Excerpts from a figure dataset
++++++++

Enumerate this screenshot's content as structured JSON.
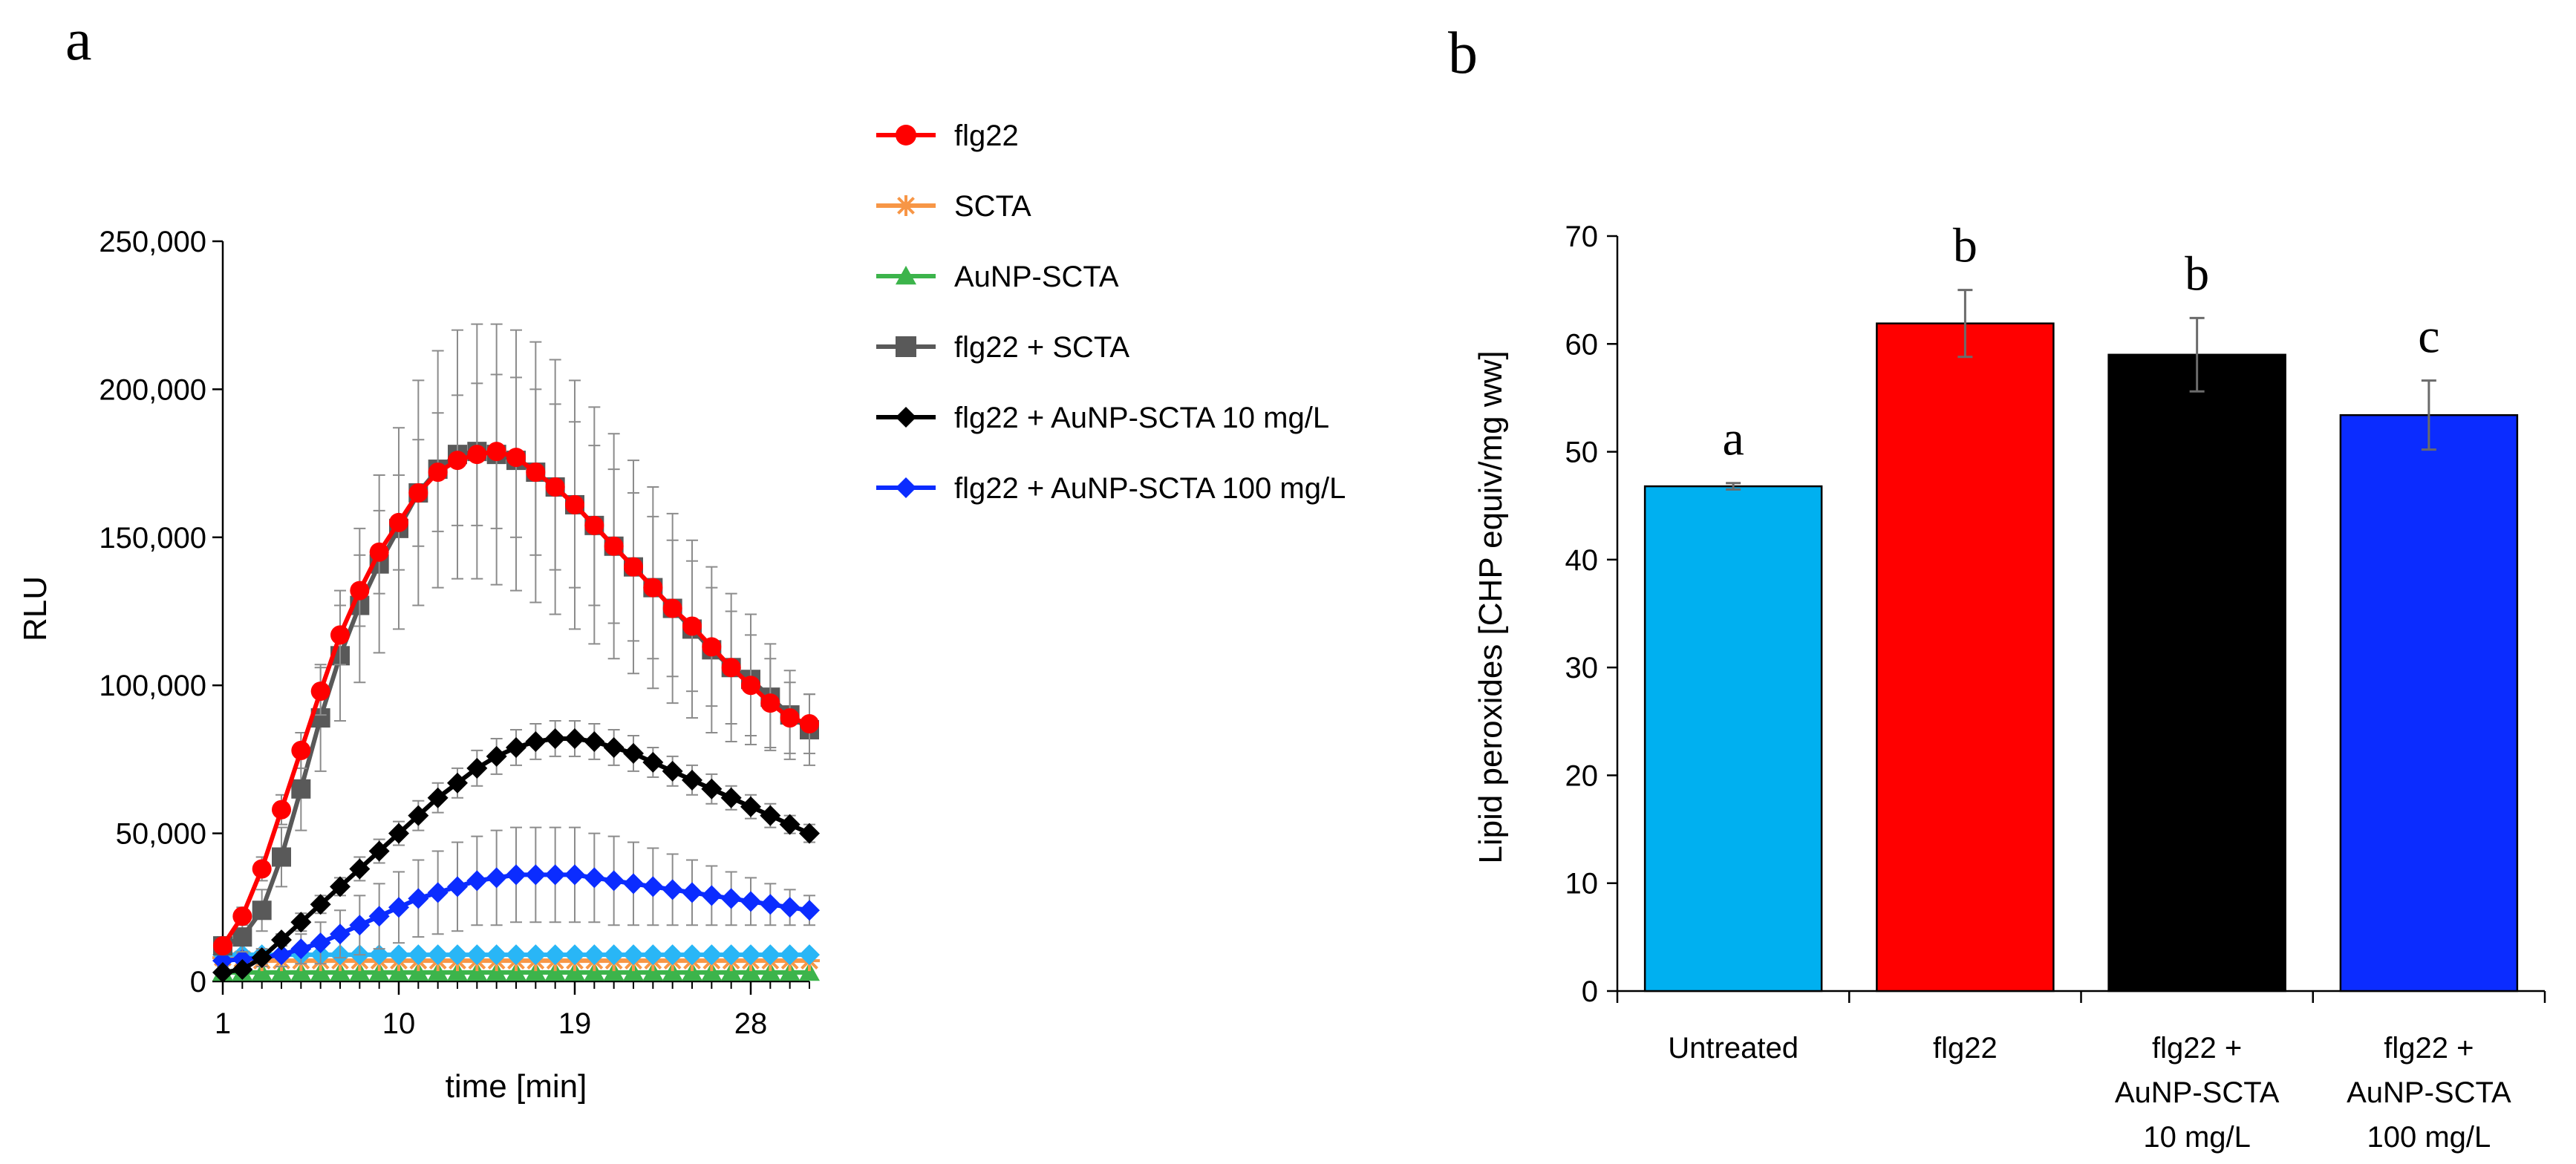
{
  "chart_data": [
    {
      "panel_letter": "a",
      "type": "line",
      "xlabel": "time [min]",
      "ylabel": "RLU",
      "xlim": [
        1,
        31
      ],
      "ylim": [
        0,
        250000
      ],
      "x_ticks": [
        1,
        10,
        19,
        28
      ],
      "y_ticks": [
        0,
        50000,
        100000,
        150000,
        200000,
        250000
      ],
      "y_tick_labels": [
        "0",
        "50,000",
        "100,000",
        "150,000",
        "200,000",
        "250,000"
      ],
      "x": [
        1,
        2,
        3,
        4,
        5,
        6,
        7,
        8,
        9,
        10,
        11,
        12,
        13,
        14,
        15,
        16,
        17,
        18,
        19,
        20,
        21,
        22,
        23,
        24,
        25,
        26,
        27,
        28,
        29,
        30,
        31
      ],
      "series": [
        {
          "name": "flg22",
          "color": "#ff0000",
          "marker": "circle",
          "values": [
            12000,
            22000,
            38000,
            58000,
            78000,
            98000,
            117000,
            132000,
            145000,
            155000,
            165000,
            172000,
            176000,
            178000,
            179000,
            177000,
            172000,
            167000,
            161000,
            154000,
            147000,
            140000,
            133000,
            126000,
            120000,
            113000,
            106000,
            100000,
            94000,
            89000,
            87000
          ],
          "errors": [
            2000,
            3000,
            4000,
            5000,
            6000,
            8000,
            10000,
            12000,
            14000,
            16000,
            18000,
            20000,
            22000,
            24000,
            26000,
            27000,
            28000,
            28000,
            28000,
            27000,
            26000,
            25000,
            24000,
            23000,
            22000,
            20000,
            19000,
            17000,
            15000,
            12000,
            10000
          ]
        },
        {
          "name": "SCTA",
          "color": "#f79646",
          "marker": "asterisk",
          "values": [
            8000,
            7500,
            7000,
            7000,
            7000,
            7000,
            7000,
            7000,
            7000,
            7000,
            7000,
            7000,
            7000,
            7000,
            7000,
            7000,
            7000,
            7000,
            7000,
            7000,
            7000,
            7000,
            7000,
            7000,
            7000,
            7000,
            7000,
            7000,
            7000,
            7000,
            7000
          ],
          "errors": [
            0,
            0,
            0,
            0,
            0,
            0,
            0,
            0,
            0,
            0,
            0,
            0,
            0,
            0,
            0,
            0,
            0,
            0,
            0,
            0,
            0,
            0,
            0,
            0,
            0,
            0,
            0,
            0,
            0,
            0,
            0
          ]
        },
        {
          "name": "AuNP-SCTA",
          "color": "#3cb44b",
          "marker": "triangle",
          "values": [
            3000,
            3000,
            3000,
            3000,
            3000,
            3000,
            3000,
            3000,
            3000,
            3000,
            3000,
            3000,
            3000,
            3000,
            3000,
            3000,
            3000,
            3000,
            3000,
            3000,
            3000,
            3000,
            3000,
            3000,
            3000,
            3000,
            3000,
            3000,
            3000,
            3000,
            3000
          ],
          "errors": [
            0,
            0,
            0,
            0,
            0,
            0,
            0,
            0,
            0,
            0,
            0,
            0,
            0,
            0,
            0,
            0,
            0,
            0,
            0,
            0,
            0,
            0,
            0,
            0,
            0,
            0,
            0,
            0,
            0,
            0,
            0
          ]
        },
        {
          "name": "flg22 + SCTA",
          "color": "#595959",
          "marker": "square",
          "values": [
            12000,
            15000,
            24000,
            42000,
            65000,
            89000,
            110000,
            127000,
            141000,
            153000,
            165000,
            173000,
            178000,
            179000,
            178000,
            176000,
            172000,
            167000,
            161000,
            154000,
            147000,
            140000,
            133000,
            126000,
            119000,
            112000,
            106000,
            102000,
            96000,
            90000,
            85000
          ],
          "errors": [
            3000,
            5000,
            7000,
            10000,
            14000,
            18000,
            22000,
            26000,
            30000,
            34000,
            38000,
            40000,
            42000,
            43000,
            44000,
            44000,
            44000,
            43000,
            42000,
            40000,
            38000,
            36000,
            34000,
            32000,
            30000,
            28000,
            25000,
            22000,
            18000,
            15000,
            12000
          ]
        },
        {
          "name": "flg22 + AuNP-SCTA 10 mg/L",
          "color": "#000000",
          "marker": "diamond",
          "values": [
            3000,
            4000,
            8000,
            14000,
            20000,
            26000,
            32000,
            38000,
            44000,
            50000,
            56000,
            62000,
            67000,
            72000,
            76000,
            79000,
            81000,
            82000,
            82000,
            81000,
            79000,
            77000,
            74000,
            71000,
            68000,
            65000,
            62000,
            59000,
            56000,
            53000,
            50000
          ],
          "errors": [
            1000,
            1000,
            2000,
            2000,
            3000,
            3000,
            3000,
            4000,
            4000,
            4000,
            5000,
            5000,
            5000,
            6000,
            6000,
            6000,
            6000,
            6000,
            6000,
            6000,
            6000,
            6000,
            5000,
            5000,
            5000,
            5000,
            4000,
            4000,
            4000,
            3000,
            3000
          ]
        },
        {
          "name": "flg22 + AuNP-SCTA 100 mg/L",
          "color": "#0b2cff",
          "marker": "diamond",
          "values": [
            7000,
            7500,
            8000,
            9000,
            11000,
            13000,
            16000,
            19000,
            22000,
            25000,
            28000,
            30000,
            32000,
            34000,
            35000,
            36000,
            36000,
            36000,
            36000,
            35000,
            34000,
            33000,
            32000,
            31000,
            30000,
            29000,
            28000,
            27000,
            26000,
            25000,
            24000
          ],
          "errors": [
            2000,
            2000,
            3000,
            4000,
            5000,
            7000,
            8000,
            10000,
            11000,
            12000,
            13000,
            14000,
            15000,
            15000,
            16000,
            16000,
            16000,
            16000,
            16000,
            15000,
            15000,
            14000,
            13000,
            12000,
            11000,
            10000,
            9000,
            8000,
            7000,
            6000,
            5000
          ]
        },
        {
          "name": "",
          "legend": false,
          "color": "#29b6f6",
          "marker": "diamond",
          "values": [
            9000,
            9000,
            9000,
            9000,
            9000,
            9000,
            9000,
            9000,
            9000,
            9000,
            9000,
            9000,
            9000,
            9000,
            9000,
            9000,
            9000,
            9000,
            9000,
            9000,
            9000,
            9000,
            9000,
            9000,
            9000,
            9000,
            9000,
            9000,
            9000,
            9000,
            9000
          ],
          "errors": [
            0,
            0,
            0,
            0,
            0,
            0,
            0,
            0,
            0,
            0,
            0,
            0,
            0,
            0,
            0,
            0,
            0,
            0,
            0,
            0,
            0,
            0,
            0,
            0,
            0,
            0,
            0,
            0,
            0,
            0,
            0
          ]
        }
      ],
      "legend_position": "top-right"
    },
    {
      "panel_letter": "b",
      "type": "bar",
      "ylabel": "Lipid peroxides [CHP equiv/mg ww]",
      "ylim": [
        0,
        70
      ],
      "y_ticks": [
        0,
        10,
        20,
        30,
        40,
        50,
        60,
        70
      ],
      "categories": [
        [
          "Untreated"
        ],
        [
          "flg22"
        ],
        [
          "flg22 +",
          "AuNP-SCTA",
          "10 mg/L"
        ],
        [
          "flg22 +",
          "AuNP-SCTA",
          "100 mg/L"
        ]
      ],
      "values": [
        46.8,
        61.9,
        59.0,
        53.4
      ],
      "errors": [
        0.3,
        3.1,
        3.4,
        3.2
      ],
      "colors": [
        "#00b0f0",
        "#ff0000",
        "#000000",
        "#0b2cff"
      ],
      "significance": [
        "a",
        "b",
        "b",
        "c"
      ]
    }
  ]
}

++++++++

## Required work
Write out each entry exactly as given, but skip the pictures.

## Full solution
Enumerate this screenshot's content as structured JSON.
{
  "chart_data": [
    {
      "panel_letter": "a",
      "type": "line",
      "xlabel": "time [min]",
      "ylabel": "RLU",
      "xlim": [
        1,
        31
      ],
      "ylim": [
        0,
        250000
      ],
      "x_ticks": [
        1,
        10,
        19,
        28
      ],
      "y_ticks": [
        0,
        50000,
        100000,
        150000,
        200000,
        250000
      ],
      "y_tick_labels": [
        "0",
        "50,000",
        "100,000",
        "150,000",
        "200,000",
        "250,000"
      ],
      "x": [
        1,
        2,
        3,
        4,
        5,
        6,
        7,
        8,
        9,
        10,
        11,
        12,
        13,
        14,
        15,
        16,
        17,
        18,
        19,
        20,
        21,
        22,
        23,
        24,
        25,
        26,
        27,
        28,
        29,
        30,
        31
      ],
      "series": [
        {
          "name": "flg22",
          "color": "#ff0000",
          "marker": "circle",
          "values": [
            12000,
            22000,
            38000,
            58000,
            78000,
            98000,
            117000,
            132000,
            145000,
            155000,
            165000,
            172000,
            176000,
            178000,
            179000,
            177000,
            172000,
            167000,
            161000,
            154000,
            147000,
            140000,
            133000,
            126000,
            120000,
            113000,
            106000,
            100000,
            94000,
            89000,
            87000
          ],
          "errors": [
            2000,
            3000,
            4000,
            5000,
            6000,
            8000,
            10000,
            12000,
            14000,
            16000,
            18000,
            20000,
            22000,
            24000,
            26000,
            27000,
            28000,
            28000,
            28000,
            27000,
            26000,
            25000,
            24000,
            23000,
            22000,
            20000,
            19000,
            17000,
            15000,
            12000,
            10000
          ]
        },
        {
          "name": "SCTA",
          "color": "#f79646",
          "marker": "asterisk",
          "values": [
            8000,
            7500,
            7000,
            7000,
            7000,
            7000,
            7000,
            7000,
            7000,
            7000,
            7000,
            7000,
            7000,
            7000,
            7000,
            7000,
            7000,
            7000,
            7000,
            7000,
            7000,
            7000,
            7000,
            7000,
            7000,
            7000,
            7000,
            7000,
            7000,
            7000,
            7000
          ],
          "errors": [
            0,
            0,
            0,
            0,
            0,
            0,
            0,
            0,
            0,
            0,
            0,
            0,
            0,
            0,
            0,
            0,
            0,
            0,
            0,
            0,
            0,
            0,
            0,
            0,
            0,
            0,
            0,
            0,
            0,
            0,
            0
          ]
        },
        {
          "name": "AuNP-SCTA",
          "color": "#3cb44b",
          "marker": "triangle",
          "values": [
            3000,
            3000,
            3000,
            3000,
            3000,
            3000,
            3000,
            3000,
            3000,
            3000,
            3000,
            3000,
            3000,
            3000,
            3000,
            3000,
            3000,
            3000,
            3000,
            3000,
            3000,
            3000,
            3000,
            3000,
            3000,
            3000,
            3000,
            3000,
            3000,
            3000,
            3000
          ],
          "errors": [
            0,
            0,
            0,
            0,
            0,
            0,
            0,
            0,
            0,
            0,
            0,
            0,
            0,
            0,
            0,
            0,
            0,
            0,
            0,
            0,
            0,
            0,
            0,
            0,
            0,
            0,
            0,
            0,
            0,
            0,
            0
          ]
        },
        {
          "name": "flg22 + SCTA",
          "color": "#595959",
          "marker": "square",
          "values": [
            12000,
            15000,
            24000,
            42000,
            65000,
            89000,
            110000,
            127000,
            141000,
            153000,
            165000,
            173000,
            178000,
            179000,
            178000,
            176000,
            172000,
            167000,
            161000,
            154000,
            147000,
            140000,
            133000,
            126000,
            119000,
            112000,
            106000,
            102000,
            96000,
            90000,
            85000
          ],
          "errors": [
            3000,
            5000,
            7000,
            10000,
            14000,
            18000,
            22000,
            26000,
            30000,
            34000,
            38000,
            40000,
            42000,
            43000,
            44000,
            44000,
            44000,
            43000,
            42000,
            40000,
            38000,
            36000,
            34000,
            32000,
            30000,
            28000,
            25000,
            22000,
            18000,
            15000,
            12000
          ]
        },
        {
          "name": "flg22 + AuNP-SCTA 10 mg/L",
          "color": "#000000",
          "marker": "diamond",
          "values": [
            3000,
            4000,
            8000,
            14000,
            20000,
            26000,
            32000,
            38000,
            44000,
            50000,
            56000,
            62000,
            67000,
            72000,
            76000,
            79000,
            81000,
            82000,
            82000,
            81000,
            79000,
            77000,
            74000,
            71000,
            68000,
            65000,
            62000,
            59000,
            56000,
            53000,
            50000
          ],
          "errors": [
            1000,
            1000,
            2000,
            2000,
            3000,
            3000,
            3000,
            4000,
            4000,
            4000,
            5000,
            5000,
            5000,
            6000,
            6000,
            6000,
            6000,
            6000,
            6000,
            6000,
            6000,
            6000,
            5000,
            5000,
            5000,
            5000,
            4000,
            4000,
            4000,
            3000,
            3000
          ]
        },
        {
          "name": "flg22 + AuNP-SCTA 100 mg/L",
          "color": "#0b2cff",
          "marker": "diamond",
          "values": [
            7000,
            7500,
            8000,
            9000,
            11000,
            13000,
            16000,
            19000,
            22000,
            25000,
            28000,
            30000,
            32000,
            34000,
            35000,
            36000,
            36000,
            36000,
            36000,
            35000,
            34000,
            33000,
            32000,
            31000,
            30000,
            29000,
            28000,
            27000,
            26000,
            25000,
            24000
          ],
          "errors": [
            2000,
            2000,
            3000,
            4000,
            5000,
            7000,
            8000,
            10000,
            11000,
            12000,
            13000,
            14000,
            15000,
            15000,
            16000,
            16000,
            16000,
            16000,
            16000,
            15000,
            15000,
            14000,
            13000,
            12000,
            11000,
            10000,
            9000,
            8000,
            7000,
            6000,
            5000
          ]
        },
        {
          "name": "",
          "legend": false,
          "color": "#29b6f6",
          "marker": "diamond",
          "values": [
            9000,
            9000,
            9000,
            9000,
            9000,
            9000,
            9000,
            9000,
            9000,
            9000,
            9000,
            9000,
            9000,
            9000,
            9000,
            9000,
            9000,
            9000,
            9000,
            9000,
            9000,
            9000,
            9000,
            9000,
            9000,
            9000,
            9000,
            9000,
            9000,
            9000,
            9000
          ],
          "errors": [
            0,
            0,
            0,
            0,
            0,
            0,
            0,
            0,
            0,
            0,
            0,
            0,
            0,
            0,
            0,
            0,
            0,
            0,
            0,
            0,
            0,
            0,
            0,
            0,
            0,
            0,
            0,
            0,
            0,
            0,
            0
          ]
        }
      ],
      "legend_position": "top-right"
    },
    {
      "panel_letter": "b",
      "type": "bar",
      "ylabel": "Lipid peroxides [CHP equiv/mg ww]",
      "ylim": [
        0,
        70
      ],
      "y_ticks": [
        0,
        10,
        20,
        30,
        40,
        50,
        60,
        70
      ],
      "categories": [
        [
          "Untreated"
        ],
        [
          "flg22"
        ],
        [
          "flg22 +",
          "AuNP-SCTA",
          "10 mg/L"
        ],
        [
          "flg22 +",
          "AuNP-SCTA",
          "100 mg/L"
        ]
      ],
      "values": [
        46.8,
        61.9,
        59.0,
        53.4
      ],
      "errors": [
        0.3,
        3.1,
        3.4,
        3.2
      ],
      "colors": [
        "#00b0f0",
        "#ff0000",
        "#000000",
        "#0b2cff"
      ],
      "significance": [
        "a",
        "b",
        "b",
        "c"
      ]
    }
  ]
}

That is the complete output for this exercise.